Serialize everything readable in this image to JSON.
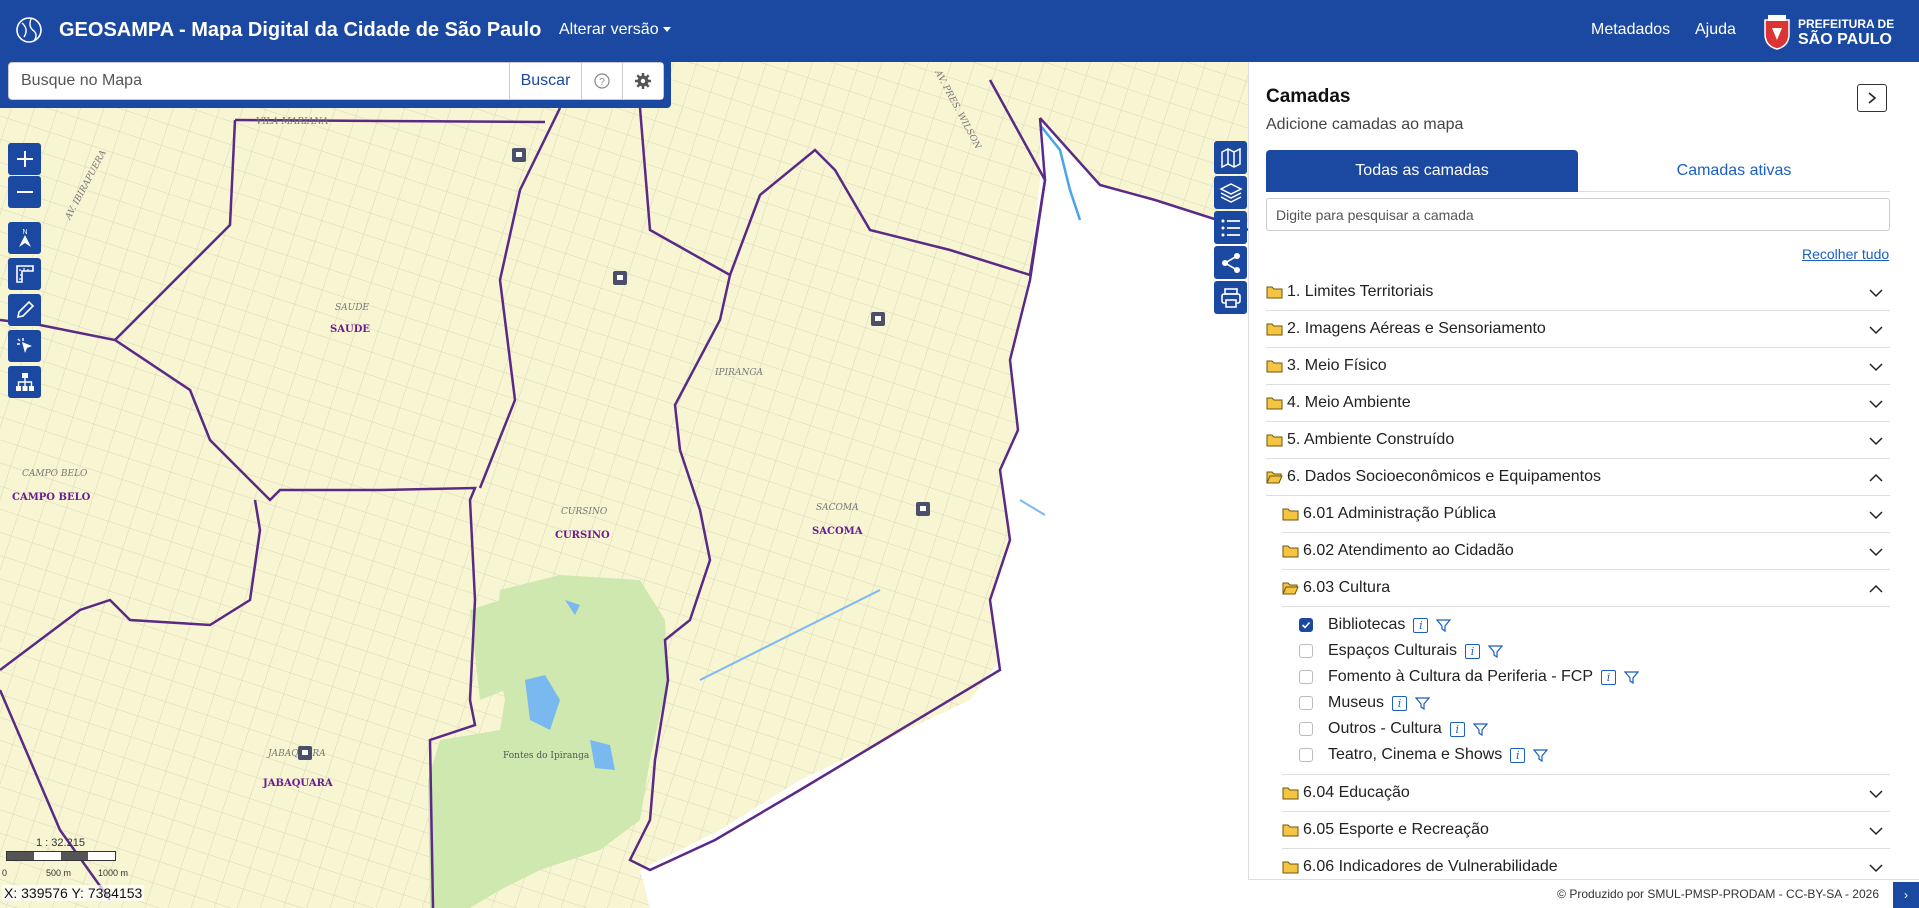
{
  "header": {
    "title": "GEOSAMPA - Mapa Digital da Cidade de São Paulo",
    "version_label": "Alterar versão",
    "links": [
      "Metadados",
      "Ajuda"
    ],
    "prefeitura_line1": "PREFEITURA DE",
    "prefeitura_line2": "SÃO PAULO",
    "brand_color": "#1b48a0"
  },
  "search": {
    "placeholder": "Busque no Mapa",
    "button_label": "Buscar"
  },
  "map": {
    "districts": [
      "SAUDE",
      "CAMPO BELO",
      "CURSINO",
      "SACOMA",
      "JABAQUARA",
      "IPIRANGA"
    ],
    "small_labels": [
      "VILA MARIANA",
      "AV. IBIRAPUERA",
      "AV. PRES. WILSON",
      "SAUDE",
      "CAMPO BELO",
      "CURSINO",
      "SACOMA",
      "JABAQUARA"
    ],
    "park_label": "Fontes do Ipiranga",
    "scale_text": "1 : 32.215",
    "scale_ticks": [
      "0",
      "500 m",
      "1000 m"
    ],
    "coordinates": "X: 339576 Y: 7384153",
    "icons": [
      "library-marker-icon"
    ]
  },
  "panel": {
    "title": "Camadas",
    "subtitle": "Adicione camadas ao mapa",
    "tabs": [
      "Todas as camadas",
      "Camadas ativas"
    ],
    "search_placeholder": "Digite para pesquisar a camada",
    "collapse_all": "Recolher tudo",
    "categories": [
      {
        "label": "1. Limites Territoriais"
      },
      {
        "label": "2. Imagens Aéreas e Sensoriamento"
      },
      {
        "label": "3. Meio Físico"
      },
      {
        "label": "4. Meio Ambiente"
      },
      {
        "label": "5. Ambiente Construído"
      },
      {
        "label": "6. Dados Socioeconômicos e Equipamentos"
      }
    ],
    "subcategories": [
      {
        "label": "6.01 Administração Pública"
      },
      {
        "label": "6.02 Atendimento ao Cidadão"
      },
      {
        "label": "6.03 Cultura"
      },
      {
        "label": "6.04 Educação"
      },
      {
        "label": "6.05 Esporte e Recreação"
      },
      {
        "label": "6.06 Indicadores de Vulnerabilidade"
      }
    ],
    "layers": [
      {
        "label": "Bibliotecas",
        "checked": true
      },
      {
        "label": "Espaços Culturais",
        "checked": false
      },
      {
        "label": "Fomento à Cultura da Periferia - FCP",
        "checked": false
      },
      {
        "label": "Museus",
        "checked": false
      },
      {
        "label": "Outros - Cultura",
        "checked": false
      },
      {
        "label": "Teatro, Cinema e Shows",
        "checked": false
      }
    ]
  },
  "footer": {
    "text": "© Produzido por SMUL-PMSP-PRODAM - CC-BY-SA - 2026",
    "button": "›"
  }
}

= = = = = = =

**WHAT YOU WILL DO**. Output the data exactly. Pictures don't belong in the result.

**FULL RESPONSE**.
Serialize everything readable in this image to JSON.
{
  "header": {
    "title": "GEOSAMPA - Mapa Digital da Cidade de São Paulo",
    "version_label": "Alterar versão",
    "links": [
      "Metadados",
      "Ajuda"
    ],
    "prefeitura_line1": "PREFEITURA DE",
    "prefeitura_line2": "SÃO PAULO",
    "brand_color": "#1b48a0"
  },
  "search": {
    "placeholder": "Busque no Mapa",
    "button_label": "Buscar"
  },
  "map": {
    "districts": [
      "SAUDE",
      "CAMPO BELO",
      "CURSINO",
      "SACOMA",
      "JABAQUARA",
      "IPIRANGA"
    ],
    "small_labels": [
      "VILA MARIANA",
      "AV. IBIRAPUERA",
      "AV. PRES. WILSON",
      "SAUDE",
      "CAMPO BELO",
      "CURSINO",
      "SACOMA",
      "JABAQUARA"
    ],
    "park_label": "Fontes do Ipiranga",
    "scale_text": "1 : 32.215",
    "scale_ticks": [
      "0",
      "500 m",
      "1000 m"
    ],
    "coordinates": "X: 339576 Y: 7384153",
    "icons": [
      "library-marker-icon"
    ]
  },
  "panel": {
    "title": "Camadas",
    "subtitle": "Adicione camadas ao mapa",
    "tabs": [
      "Todas as camadas",
      "Camadas ativas"
    ],
    "search_placeholder": "Digite para pesquisar a camada",
    "collapse_all": "Recolher tudo",
    "categories": [
      {
        "label": "1. Limites Territoriais"
      },
      {
        "label": "2. Imagens Aéreas e Sensoriamento"
      },
      {
        "label": "3. Meio Físico"
      },
      {
        "label": "4. Meio Ambiente"
      },
      {
        "label": "5. Ambiente Construído"
      },
      {
        "label": "6. Dados Socioeconômicos e Equipamentos"
      }
    ],
    "subcategories": [
      {
        "label": "6.01 Administração Pública"
      },
      {
        "label": "6.02 Atendimento ao Cidadão"
      },
      {
        "label": "6.03 Cultura"
      },
      {
        "label": "6.04 Educação"
      },
      {
        "label": "6.05 Esporte e Recreação"
      },
      {
        "label": "6.06 Indicadores de Vulnerabilidade"
      }
    ],
    "layers": [
      {
        "label": "Bibliotecas",
        "checked": true
      },
      {
        "label": "Espaços Culturais",
        "checked": false
      },
      {
        "label": "Fomento à Cultura da Periferia - FCP",
        "checked": false
      },
      {
        "label": "Museus",
        "checked": false
      },
      {
        "label": "Outros - Cultura",
        "checked": false
      },
      {
        "label": "Teatro, Cinema e Shows",
        "checked": false
      }
    ]
  },
  "footer": {
    "text": "© Produzido por SMUL-PMSP-PRODAM - CC-BY-SA - 2026",
    "button": "›"
  }
}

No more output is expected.